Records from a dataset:
———
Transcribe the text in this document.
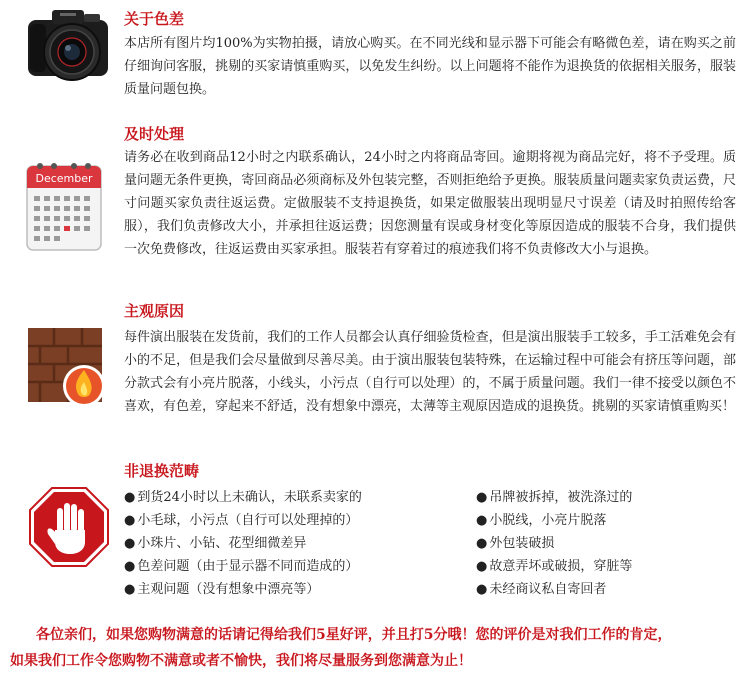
关于色差
本店所有图片均100%为实物拍摄，请放心购买。在不同光线和显示器下可能会有略微色差，请在购买之前仔细询问客服，挑剔的买家请慎重购买，以免发生纠纷。以上问题将不能作为退换货的依据相关服务，服装质量问题包换。
December
及时处理
请务必在收到商品12小时之内联系确认，24小时之内将商品寄回。逾期将视为商品完好，将不予受理。质量问题无条件更换，寄回商品必须商标及外包装完整，否则拒绝给予更换。服装质量问题卖家负责运费，尺寸问题买家负责往返运费。定做服装不支持退换货，如果定做服装出现明显尺寸误差（请及时拍照传给客服），我们负责修改大小，并承担往返运费；因您测量有误或身材变化等原因造成的服装不合身，我们提供一次免费修改，往返运费由买家承担。服装若有穿着过的痕迹我们将不负责修改大小与退换。
主观原因
每件演出服装在发货前，我们的工作人员都会认真仔细验货检查，但是演出服装手工较多，手工活难免会有小的不足，但是我们会尽量做到尽善尽美。由于演出服装包装特殊，在运输过程中可能会有挤压等问题，部分款式会有小亮片脱落，小线头，小污点（自行可以处理）的，不属于质量问题。我们一律不接受以颜色不喜欢，有色差，穿起来不舒适，没有想象中漂亮，太薄等主观原因造成的退换货。挑剔的买家请慎重购买！
非退换范畴
● 到货24小时以上未确认，未联系卖家的
● 小毛球，小污点（自行可以处理掉的）
● 小珠片、小钻、花型细微差异
● 色差问题（由于显示器不同而造成的）
● 主观问题（没有想象中漂亮等）
● 吊牌被拆掉，被洗涤过的
● 小脱线，小亮片脱落
● 外包装破损
● 故意弄坏或破损，穿脏等
● 未经商议私自寄回者
各位亲们，如果您购物满意的话请记得给我们5星好评，并且打5分哦！您的评价是对我们工作的肯定，
如果我们工作令您购物不满意或者不愉快，我们将尽量服务到您满意为止！
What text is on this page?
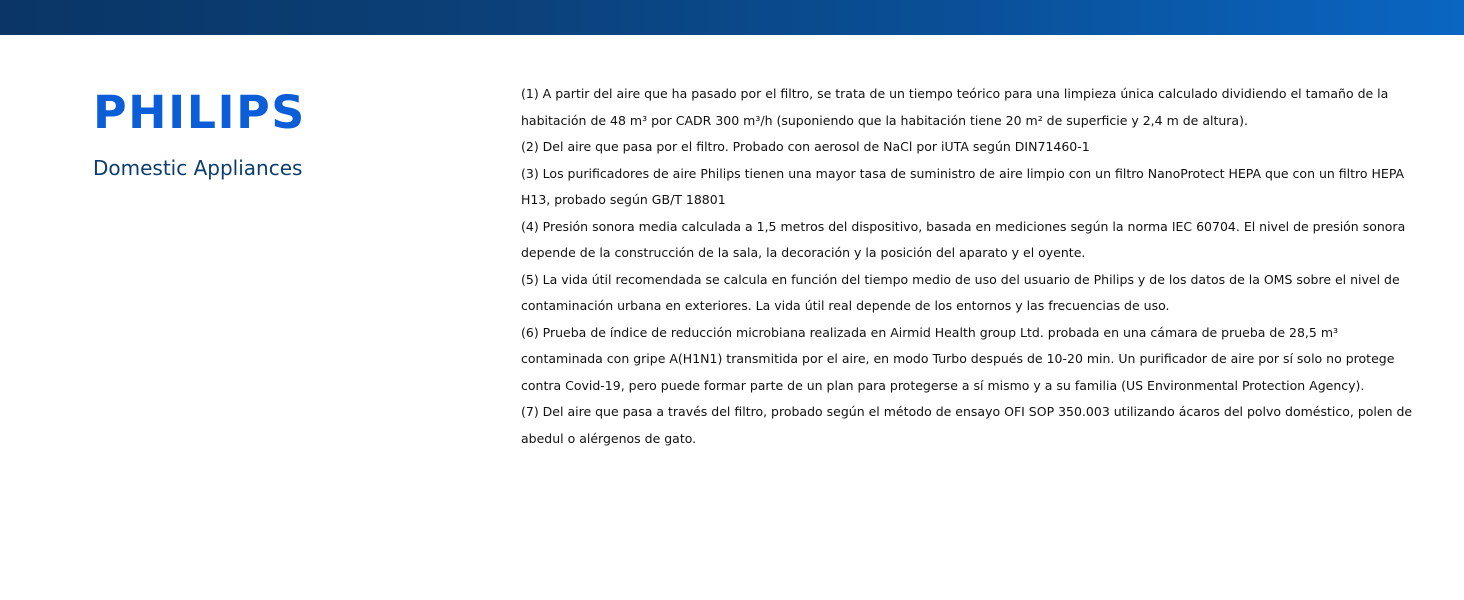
PHILIPS
Domestic Appliances
(1) A partir del aire que ha pasado por el filtro, se trata de un tiempo teórico para una limpieza única calculado dividiendo el tamaño de la habitación de 48 m³ por CADR 300 m³/h (suponiendo que la habitación tiene 20 m² de superficie y 2,4 m de altura).
(2) Del aire que pasa por el filtro. Probado con aerosol de NaCl por iUTA según DIN71460-1
(3) Los purificadores de aire Philips tienen una mayor tasa de suministro de aire limpio con un filtro NanoProtect HEPA que con un filtro HEPA H13, probado según GB/T 18801
(4) Presión sonora media calculada a 1,5 metros del dispositivo, basada en mediciones según la norma IEC 60704. El nivel de presión sonora depende de la construcción de la sala, la decoración y la posición del aparato y el oyente.
(5) La vida útil recomendada se calcula en función del tiempo medio de uso del usuario de Philips y de los datos de la OMS sobre el nivel de contaminación urbana en exteriores. La vida útil real depende de los entornos y las frecuencias de uso.
(6) Prueba de índice de reducción microbiana realizada en Airmid Health group Ltd. probada en una cámara de prueba de 28,5 m³ contaminada con gripe A(H1N1) transmitida por el aire, en modo Turbo después de 10-20 min. Un purificador de aire por sí solo no protege contra Covid-19, pero puede formar parte de un plan para protegerse a sí mismo y a su familia (US Environmental Protection Agency).
(7) Del aire que pasa a través del filtro, probado según el método de ensayo OFI SOP 350.003 utilizando ácaros del polvo doméstico, polen de abedul o alérgenos de gato.
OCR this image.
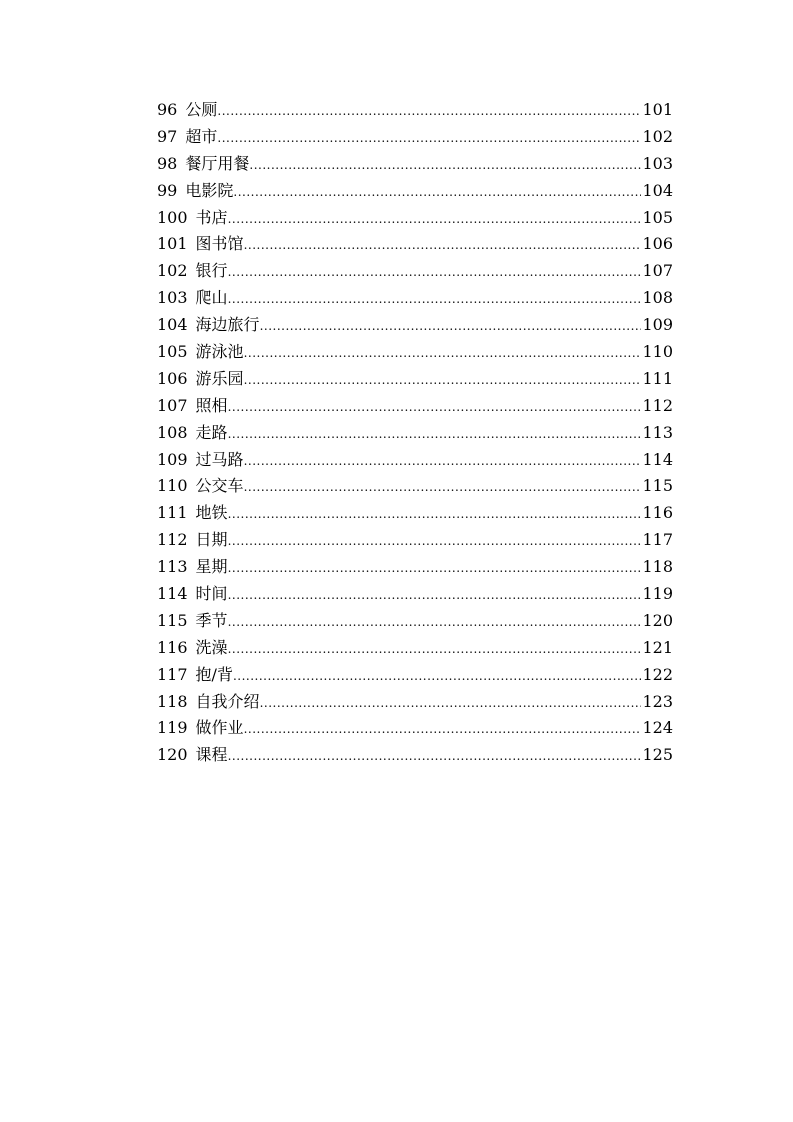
96 公厕 .....	101
97 超市 .....	102
98 餐厅用餐 .....	103
99 电影院 .....	104
100 书店 .....	105
101 图书馆 .....	106
102 银行 .....	107
103 爬山 .....	108
104 海边旅行 .....	109
105 游泳池 .....	110
106 游乐园 .....	111
107 照相 .....	112
108 走路 .....	113
109 过马路 .....	114
110 公交车 .....	115
111 地铁 .....	116
112 日期 .....	117
113 星期 .....	118
114 时间 .....	119
115 季节 .....	120
116 洗澡 .....	121
117 抱/背 .....	122
118 自我介绍 .....	123
119 做作业 .....	124
120 课程 .....	125
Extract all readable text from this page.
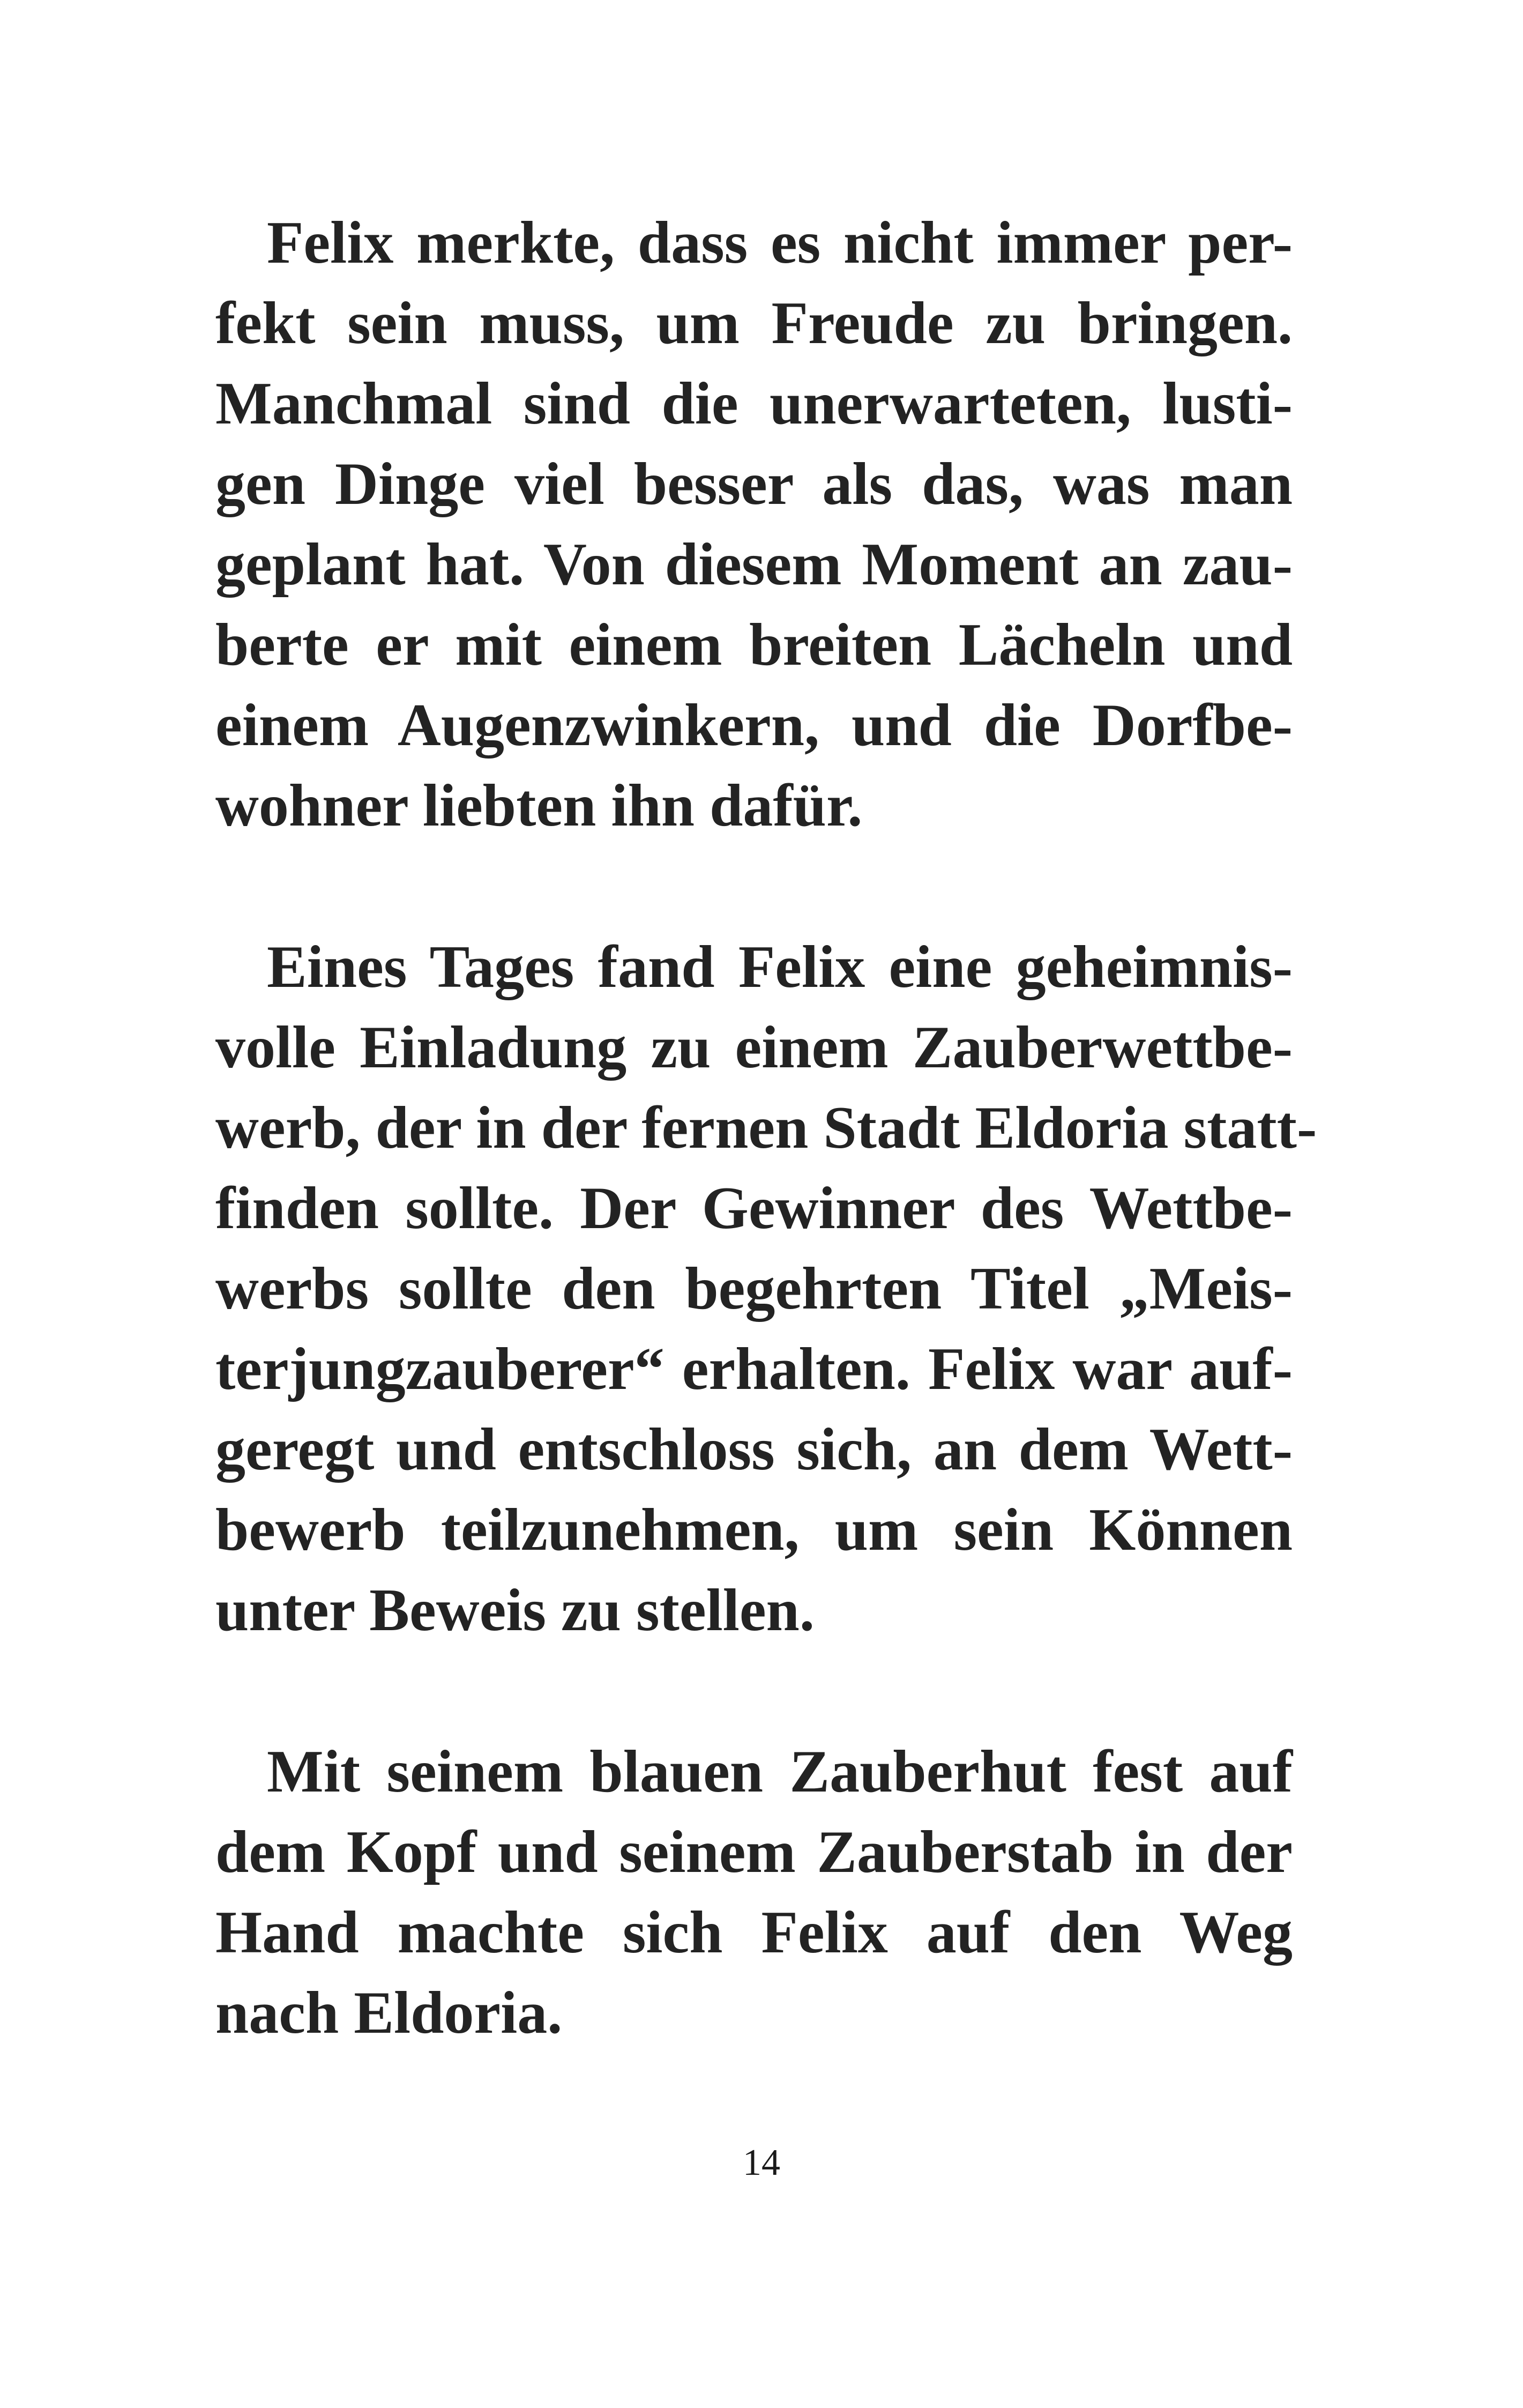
Felix merkte, dass es nicht immer per-
fekt sein muss, um Freude zu bringen.
Manchmal sind die unerwarteten, lusti-
gen Dinge viel besser als das, was man
geplant hat. Von diesem Moment an zau-
berte er mit einem breiten Lächeln und
einem Augenzwinkern, und die Dorfbe-
wohner liebten ihn dafür.
Eines Tages fand Felix eine geheimnis-
volle Einladung zu einem Zauberwettbe-
werb, der in der fernen Stadt Eldoria statt-
finden sollte. Der Gewinner des Wettbe-
werbs sollte den begehrten Titel „Meis-
terjungzauberer“ erhalten. Felix war auf-
geregt und entschloss sich, an dem Wett-
bewerb teilzunehmen, um sein Können
unter Beweis zu stellen.
Mit seinem blauen Zauberhut fest auf
dem Kopf und seinem Zauberstab in der
Hand machte sich Felix auf den Weg
nach Eldoria.
14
———
WHAT THIS TASK INVOLVES: Copy out all the data exactly; skip the pictures.

WRITTEN RESPONSE:
Transcribe the text in this document.
关于色差
本店所有图片均100%为实物拍摄，请放心购买。在不同光线和显示器下可能会有略微色差，请在购买之前仔细询问客服，挑剔的买家请慎重购买，以免发生纠纷。以上问题将不能作为退换货的依据相关服务，服装质量问题包换。
December
及时处理
请务必在收到商品12小时之内联系确认，24小时之内将商品寄回。逾期将视为商品完好，将不予受理。质量问题无条件更换，寄回商品必须商标及外包装完整，否则拒绝给予更换。服装质量问题卖家负责运费，尺寸问题买家负责往返运费。定做服装不支持退换货，如果定做服装出现明显尺寸误差（请及时拍照传给客服），我们负责修改大小，并承担往返运费；因您测量有误或身材变化等原因造成的服装不合身，我们提供一次免费修改，往返运费由买家承担。服装若有穿着过的痕迹我们将不负责修改大小与退换。
主观原因
每件演出服装在发货前，我们的工作人员都会认真仔细验货检查，但是演出服装手工较多，手工活难免会有小的不足，但是我们会尽量做到尽善尽美。由于演出服装包装特殊，在运输过程中可能会有挤压等问题，部分款式会有小亮片脱落，小线头，小污点（自行可以处理）的，不属于质量问题。我们一律不接受以颜色不喜欢，有色差，穿起来不舒适，没有想象中漂亮，太薄等主观原因造成的退换货。挑剔的买家请慎重购买！
非退换范畴
● 到货24小时以上未确认，未联系卖家的
● 小毛球，小污点（自行可以处理掉的）
● 小珠片、小钻、花型细微差异
● 色差问题（由于显示器不同而造成的）
● 主观问题（没有想象中漂亮等）
● 吊牌被拆掉，被洗涤过的
● 小脱线，小亮片脱落
● 外包装破损
● 故意弄坏或破损，穿脏等
● 未经商议私自寄回者
各位亲们，如果您购物满意的话请记得给我们5星好评，并且打5分哦！您的评价是对我们工作的肯定，
如果我们工作令您购物不满意或者不愉快，我们将尽量服务到您满意为止！
What text is on this page?
PHILIPS
Domestic Appliances
(1) A partir del aire que ha pasado por el filtro, se trata de un tiempo teórico para una limpieza única calculado dividiendo el tamaño de la habitación de 48 m³ por CADR 300 m³/h (suponiendo que la habitación tiene 20 m² de superficie y 2,4 m de altura).
(2) Del aire que pasa por el filtro. Probado con aerosol de NaCl por iUTA según DIN71460-1
(3) Los purificadores de aire Philips tienen una mayor tasa de suministro de aire limpio con un filtro NanoProtect HEPA que con un filtro HEPA H13, probado según GB/T 18801
(4) Presión sonora media calculada a 1,5 metros del dispositivo, basada en mediciones según la norma IEC 60704. El nivel de presión sonora depende de la construcción de la sala, la decoración y la posición del aparato y el oyente.
(5) La vida útil recomendada se calcula en función del tiempo medio de uso del usuario de Philips y de los datos de la OMS sobre el nivel de contaminación urbana en exteriores. La vida útil real depende de los entornos y las frecuencias de uso.
(6) Prueba de índice de reducción microbiana realizada en Airmid Health group Ltd. probada en una cámara de prueba de 28,5 m³ contaminada con gripe A(H1N1) transmitida por el aire, en modo Turbo después de 10-20 min. Un purificador de aire por sí solo no protege contra Covid-19, pero puede formar parte de un plan para protegerse a sí mismo y a su familia (US Environmental Protection Agency).
(7) Del aire que pasa a través del filtro, probado según el método de ensayo OFI SOP 350.003 utilizando ácaros del polvo doméstico, polen de abedul o alérgenos de gato.
OCR this image.
96 公厕 .....	101
97 超市 .....	102
98 餐厅用餐 .....	103
99 电影院 .....	104
100 书店 .....	105
101 图书馆 .....	106
102 银行 .....	107
103 爬山 .....	108
104 海边旅行 .....	109
105 游泳池 .....	110
106 游乐园 .....	111
107 照相 .....	112
108 走路 .....	113
109 过马路 .....	114
110 公交车 .....	115
111 地铁 .....	116
112 日期 .....	117
113 星期 .....	118
114 时间 .....	119
115 季节 .....	120
116 洗澡 .....	121
117 抱/背 .....	122
118 自我介绍 .....	123
119 做作业 .....	124
120 课程 .....	125
Extract all readable text from this page.
Felix merkte, dass es nicht immer per-
fekt sein muss, um Freude zu bringen.
Manchmal sind die unerwarteten, lusti-
gen Dinge viel besser als das, was man
geplant hat. Von diesem Moment an zau-
berte er mit einem breiten Lächeln und
einem Augenzwinkern, und die Dorfbe-
wohner liebten ihn dafür.
Eines Tages fand Felix eine geheimnis-
volle Einladung zu einem Zauberwettbe-
werb, der in der fernen Stadt Eldoria statt-
finden sollte. Der Gewinner des Wettbe-
werbs sollte den begehrten Titel „Meis-
terjungzauberer“ erhalten. Felix war auf-
geregt und entschloss sich, an dem Wett-
bewerb teilzunehmen, um sein Können
unter Beweis zu stellen.
Mit seinem blauen Zauberhut fest auf
dem Kopf und seinem Zauberstab in der
Hand machte sich Felix auf den Weg
nach Eldoria.
14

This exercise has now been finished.